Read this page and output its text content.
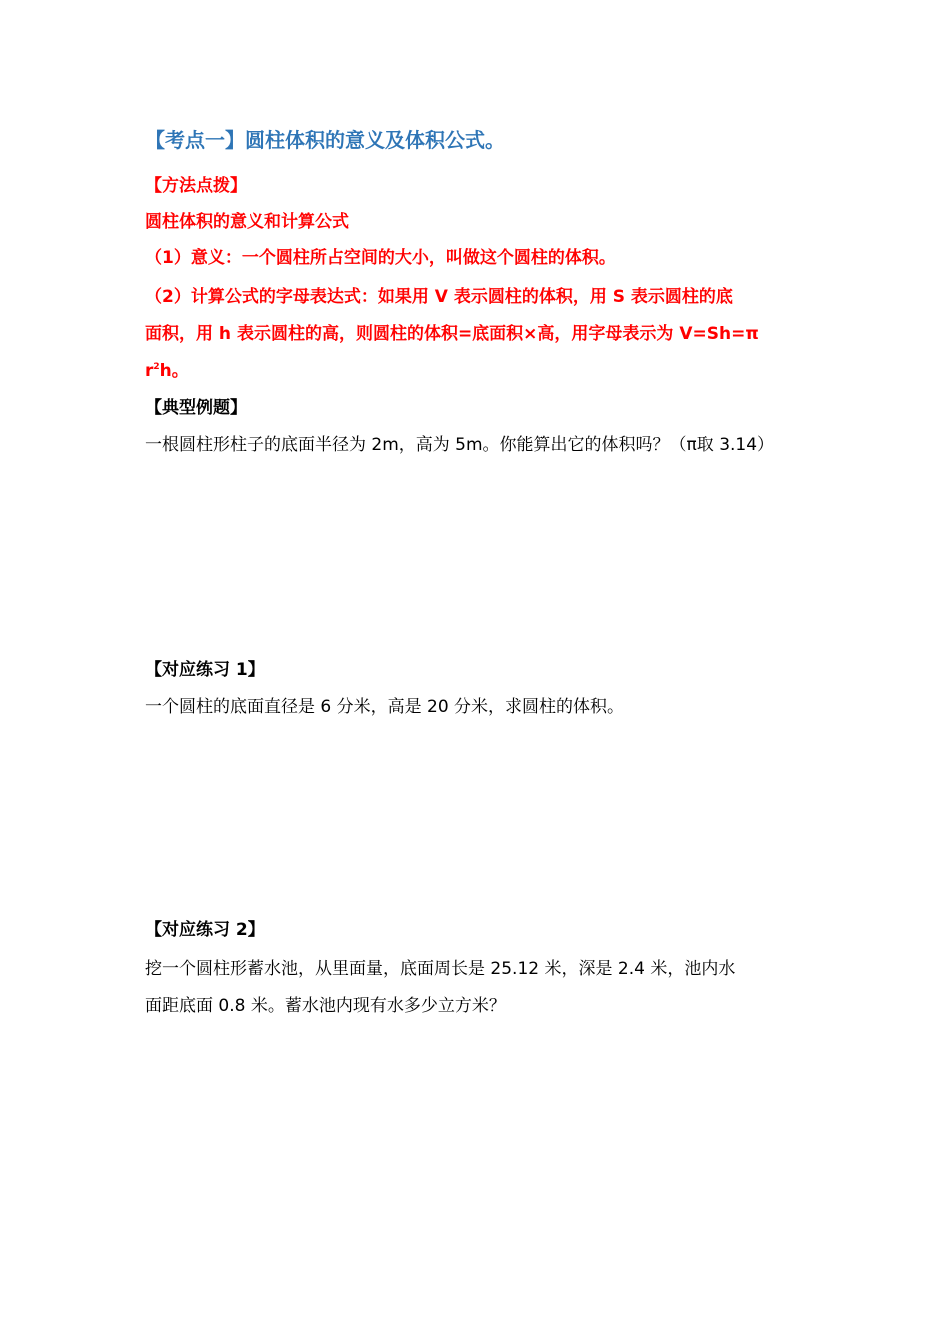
【考点一】圆柱体积的意义及体积公式。
【方法点拨】
圆柱体积的意义和计算公式
（1）意义：一个圆柱所占空间的大小，叫做这个圆柱的体积。
（2）计算公式的字母表达式：如果用 V 表示圆柱的体积，用 S 表示圆柱的底
面积，用 h 表示圆柱的高，则圆柱的体积=底面积×高，用字母表示为 V=Sh=π
$r^2h$。
【典型例题】
一根圆柱形柱子的底面半径为 2m，高为 5m。你能算出它的体积吗？（π取 3.14）
【对应练习 1】
一个圆柱的底面直径是 6 分米，高是 20 分米，求圆柱的体积。
【对应练习 2】
挖一个圆柱形蓄水池，从里面量，底面周长是 25.12 米，深是 2.4 米，池内水
面距底面 0.8 米。蓄水池内现有水多少立方米？
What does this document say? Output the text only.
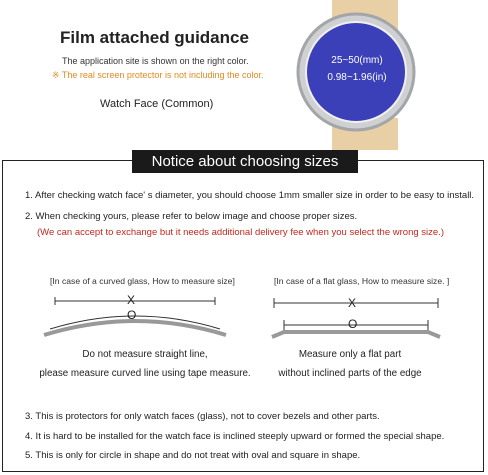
Film attached guidance
The application site is shown on the right color.
※ The real screen protector is not including the color.
Watch Face (Common)
25~50(mm)
0.98~1.96(in)
Notice about choosing sizes
1. After checking watch face' s diameter, you should choose 1mm smaller size in order to be easy to install.
2. When checking yours, please refer to below image and choose proper sizes.
(We can accept to exchange but it needs additional delivery fee when you select the wrong size.)
[In case of a curved glass, How to measure size]
X
O
Do not measure straight line,
please measure curved line using tape measure.
[In case of a flat glass, How to measure size. ]
X
O
Measure only a flat part
without inclined parts of the edge
3. This is protectors for only watch faces (glass), not to cover bezels and other parts.
4. It is hard to be installed for the watch face is inclined steeply upward or formed the special shape.
5. This is only for circle in shape and do not treat with oval and square in shape.
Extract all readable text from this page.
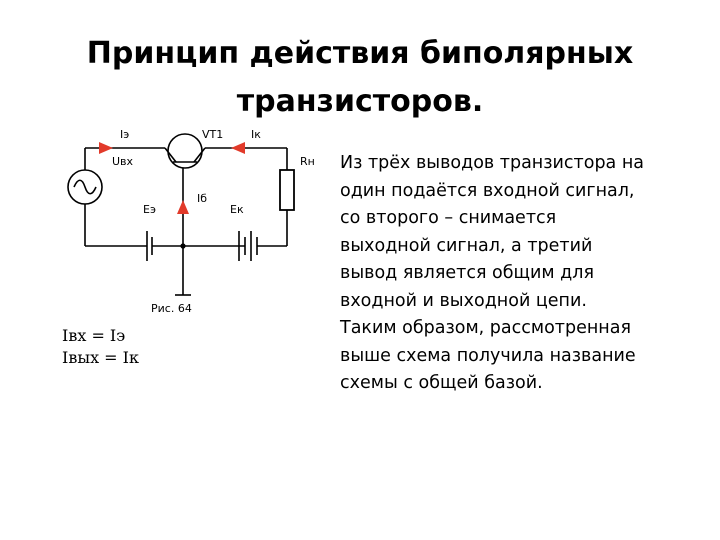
Принцип действия биполярных
транзисторов.
Iэ	VT1	Iк
Uвх	Rн
Iб
Eэ	Eк
Рис. 64
Iвх = Iэ
Iвых = Iк
Из трёх выводов транзистора на
один подаётся входной сигнал,
со второго – снимается
выходной сигнал, а третий
вывод является общим для
входной и выходной цепи.
Таким образом, рассмотренная
выше схема получила название
схемы с общей базой.
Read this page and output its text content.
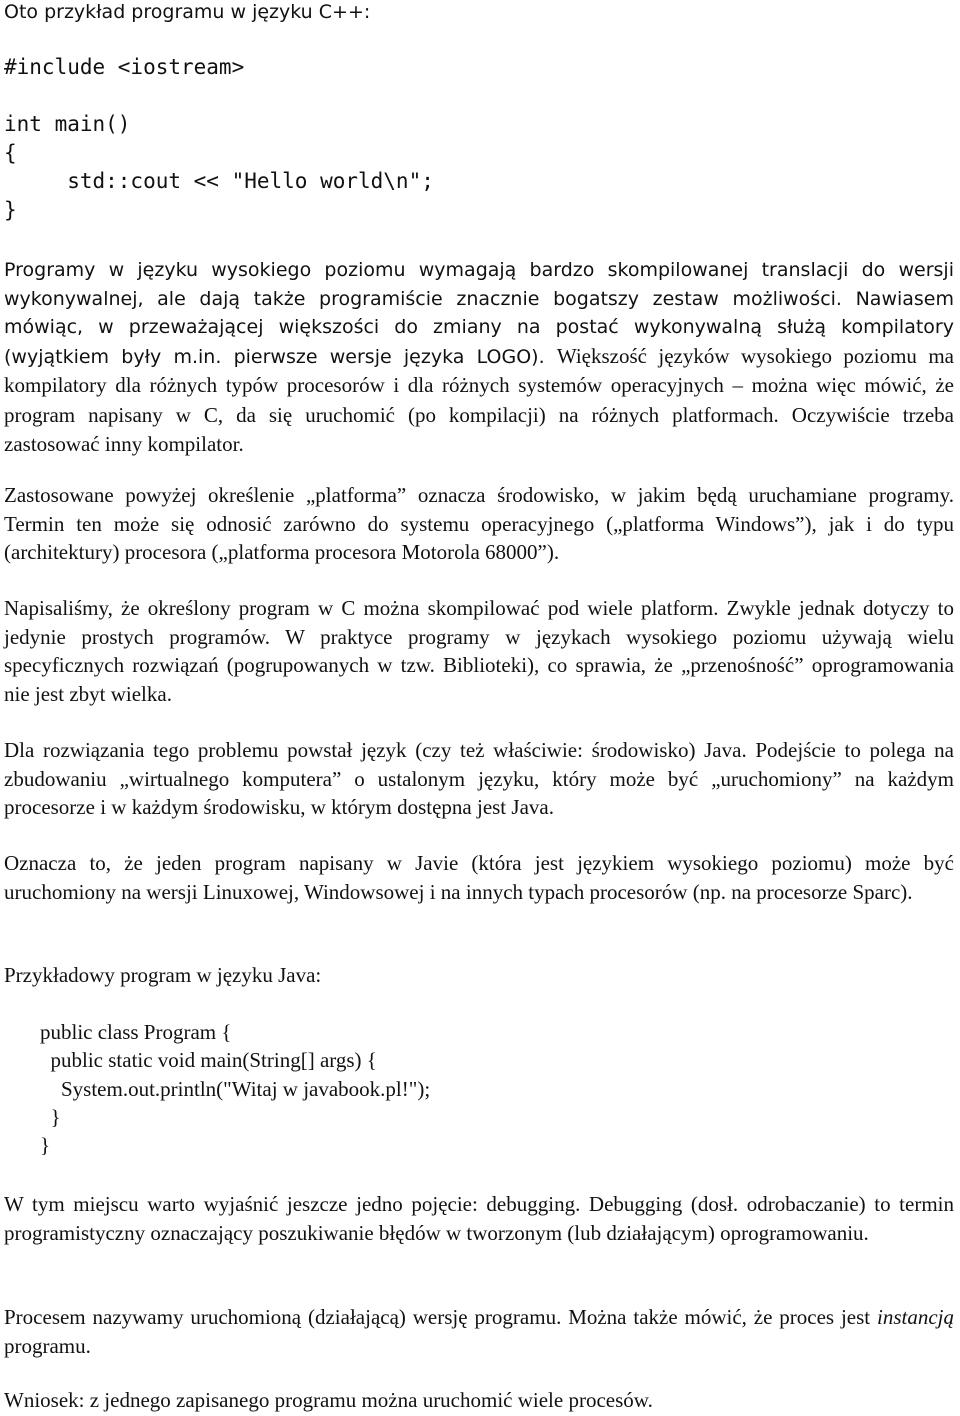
Oto przykład programu w języku C++:
#include <iostream>
int main()
{
std::cout << "Hello world\n";
}

Programy w języku wysokiego poziomu wymagają bardzo skompilowanej translacji do wersji wykonywalnej, ale dają także programiście znacznie bogatszy zestaw możliwości. Nawiasem mówiąc, w przeważającej większości do zmiany na postać wykonywalną służą kompilatory (wyjątkiem były m.in. pierwsze wersje języka LOGO). Większość języków wysokiego poziomu ma kompilatory dla różnych typów procesorów i dla różnych systemów operacyjnych – można więc mówić, że program napisany w C, da się uruchomić (po kompilacji) na różnych platformach. Oczywiście trzeba zastosować inny kompilator.

Zastosowane powyżej określenie „platforma” oznacza środowisko, w jakim będą uruchamiane programy. Termin ten może się odnosić zarówno do systemu operacyjnego („platforma Windows”), jak i do typu (architektury) procesora („platforma procesora Motorola 68000”).

Napisaliśmy, że określony program w C można skompilować pod wiele platform. Zwykle jednak dotyczy to jedynie prostych programów. W praktyce programy w językach wysokiego poziomu używają wielu specyficznych rozwiązań (pogrupowanych w tzw. Biblioteki), co sprawia, że „przenośność” oprogramowania nie jest zbyt wielka.

Dla rozwiązania tego problemu powstał język (czy też właściwie: środowisko) Java. Podejście to polega na zbudowaniu „wirtualnego komputera” o ustalonym języku, który może być „uruchomiony” na każdym procesorze i w każdym środowisku, w którym dostępna jest Java.

Oznacza to, że jeden program napisany w Javie (która jest językiem wysokiego poziomu) może być uruchomiony na wersji Linuxowej, Windowsowej i na innych typach procesorów (np. na procesorze Sparc).

Przykładowy program w języku Java:
public class Program {
public static void main(String[] args) {
System.out.println("Witaj w javabook.pl!");
}
}

W tym miejscu warto wyjaśnić jeszcze jedno pojęcie: debugging. Debugging (dosł. odrobaczanie) to termin programistyczny oznaczający poszukiwanie błędów w tworzonym (lub działającym) oprogramowaniu.

Procesem nazywamy uruchomioną (działającą) wersję programu. Można także mówić, że proces jest instancją programu.

Wniosek: z jednego zapisanego programu można uruchomić wiele procesów.
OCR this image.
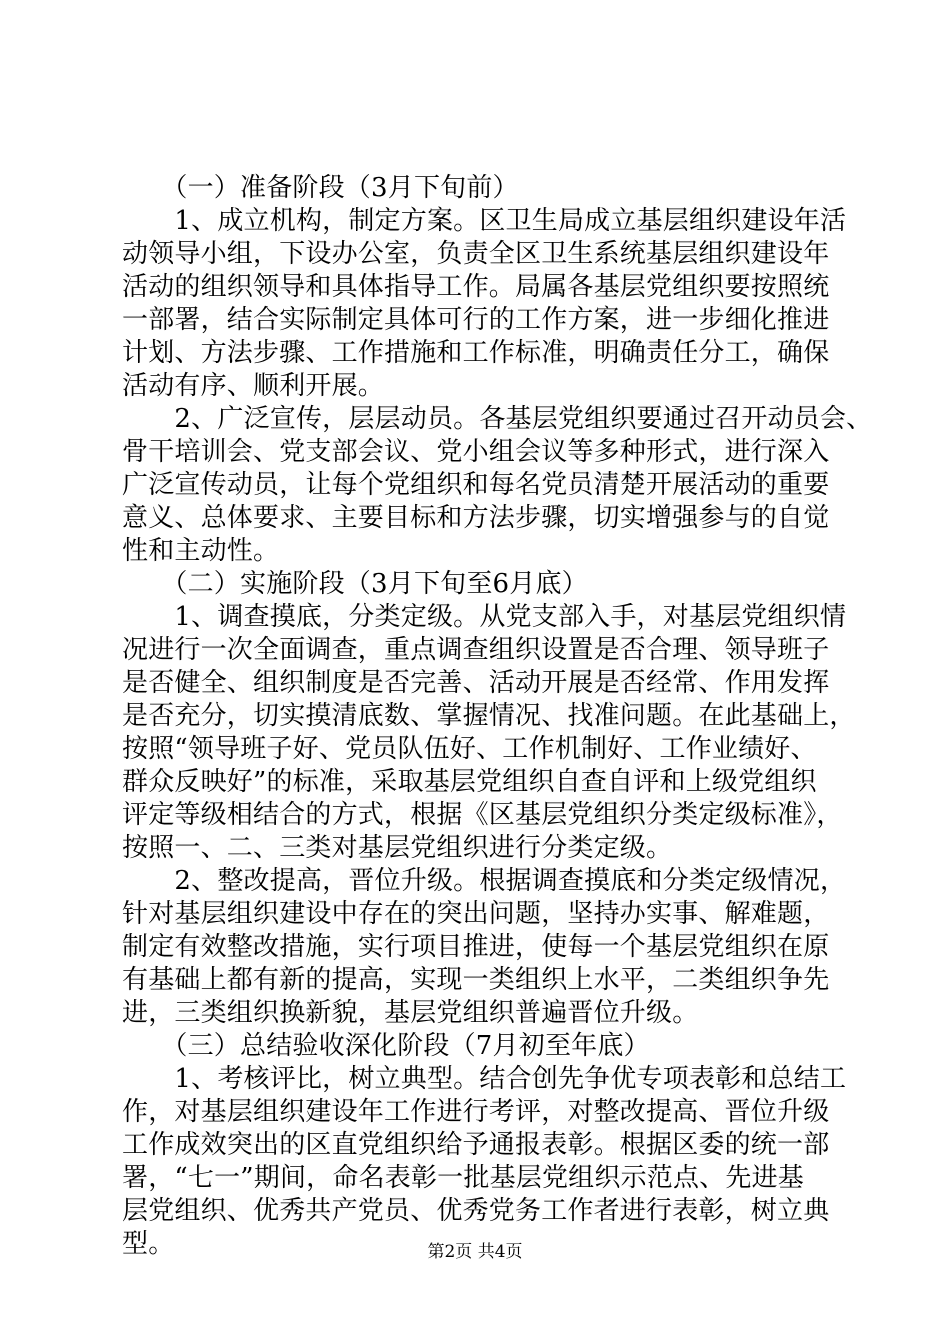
　　（一）准备阶段（3月下旬前）
　　1、成立机构，制定方案。区卫生局成立基层组织建设年活
动领导小组，下设办公室，负责全区卫生系统基层组织建设年
活动的组织领导和具体指导工作。局属各基层党组织要按照统
一部署，结合实际制定具体可行的工作方案，进一步细化推进
计划、方法步骤、工作措施和工作标准，明确责任分工，确保
活动有序、顺利开展。
　　2、广泛宣传，层层动员。各基层党组织要通过召开动员会、
骨干培训会、党支部会议、党小组会议等多种形式，进行深入
广泛宣传动员，让每个党组织和每名党员清楚开展活动的重要
意义、总体要求、主要目标和方法步骤，切实增强参与的自觉
性和主动性。
　　（二）实施阶段（3月下旬至6月底）
　　1、调查摸底，分类定级。从党支部入手，对基层党组织情
况进行一次全面调查，重点调查组织设置是否合理、领导班子
是否健全、组织制度是否完善、活动开展是否经常、作用发挥
是否充分，切实摸清底数、掌握情况、找准问题。在此基础上，
按照“领导班子好、党员队伍好、工作机制好、工作业绩好、
群众反映好”的标准，采取基层党组织自查自评和上级党组织
评定等级相结合的方式，根据《区基层党组织分类定级标准》，
按照一、二、三类对基层党组织进行分类定级。
　　2、整改提高，晋位升级。根据调查摸底和分类定级情况，
针对基层组织建设中存在的突出问题，坚持办实事、解难题，
制定有效整改措施，实行项目推进，使每一个基层党组织在原
有基础上都有新的提高，实现一类组织上水平，二类组织争先
进，三类组织换新貌，基层党组织普遍晋位升级。
　　（三）总结验收深化阶段（7月初至年底）
　　1、考核评比，树立典型。结合创先争优专项表彰和总结工
作，对基层组织建设年工作进行考评，对整改提高、晋位升级
工作成效突出的区直党组织给予通报表彰。根据区委的统一部
署，“七一”期间，命名表彰一批基层党组织示范点、先进基
层党组织、优秀共产党员、优秀党务工作者进行表彰，树立典
型。	第2页 共4页
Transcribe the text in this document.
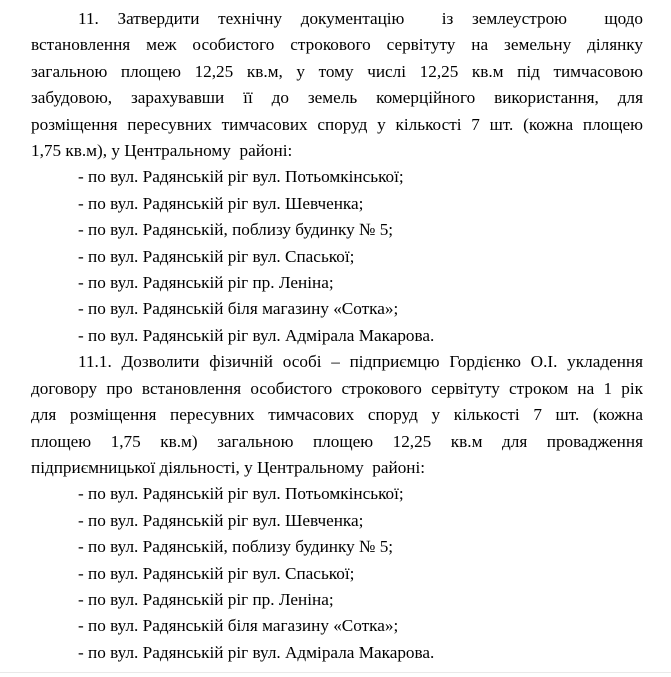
11. Затвердити технічну документацію  із землеустрою  щодо
встановлення меж особистого строкового сервітуту на земельну ділянку
загальною площею 12,25 кв.м, у тому числі 12,25 кв.м під тимчасовою
забудовою, зарахувавши її до земель комерційного використання, для
розміщення пересувних тимчасових споруд у кількості 7 шт. (кожна площею
1,75 кв.м), у Центральному  районі:
- по вул. Радянській ріг вул. Потьомкінської;
- по вул. Радянській ріг вул. Шевченка;
- по вул. Радянській, поблизу будинку № 5;
- по вул. Радянській ріг вул. Спаської;
- по вул. Радянській ріг пр. Леніна;
- по вул. Радянській біля магазину «Сотка»;
- по вул. Радянській ріг вул. Адмірала Макарова.
11.1. Дозволити фізичній особі – підприємцю Гордієнко О.І. укладення
договору про встановлення особистого строкового сервітуту строком на 1 рік
для розміщення пересувних тимчасових споруд у кількості 7 шт. (кожна
площею 1,75 кв.м) загальною площею 12,25 кв.м для провадження
підприємницької діяльності, у Центральному  районі:
- по вул. Радянській ріг вул. Потьомкінської;
- по вул. Радянській ріг вул. Шевченка;
- по вул. Радянській, поблизу будинку № 5;
- по вул. Радянській ріг вул. Спаської;
- по вул. Радянській ріг пр. Леніна;
- по вул. Радянській біля магазину «Сотка»;
- по вул. Радянській ріг вул. Адмірала Макарова.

■ ■ ■ ■ ■

--- Task statement ---
In the listing, find every line with the word "parts" and state how many there are, nothing more.

--- Solution to this task ---
2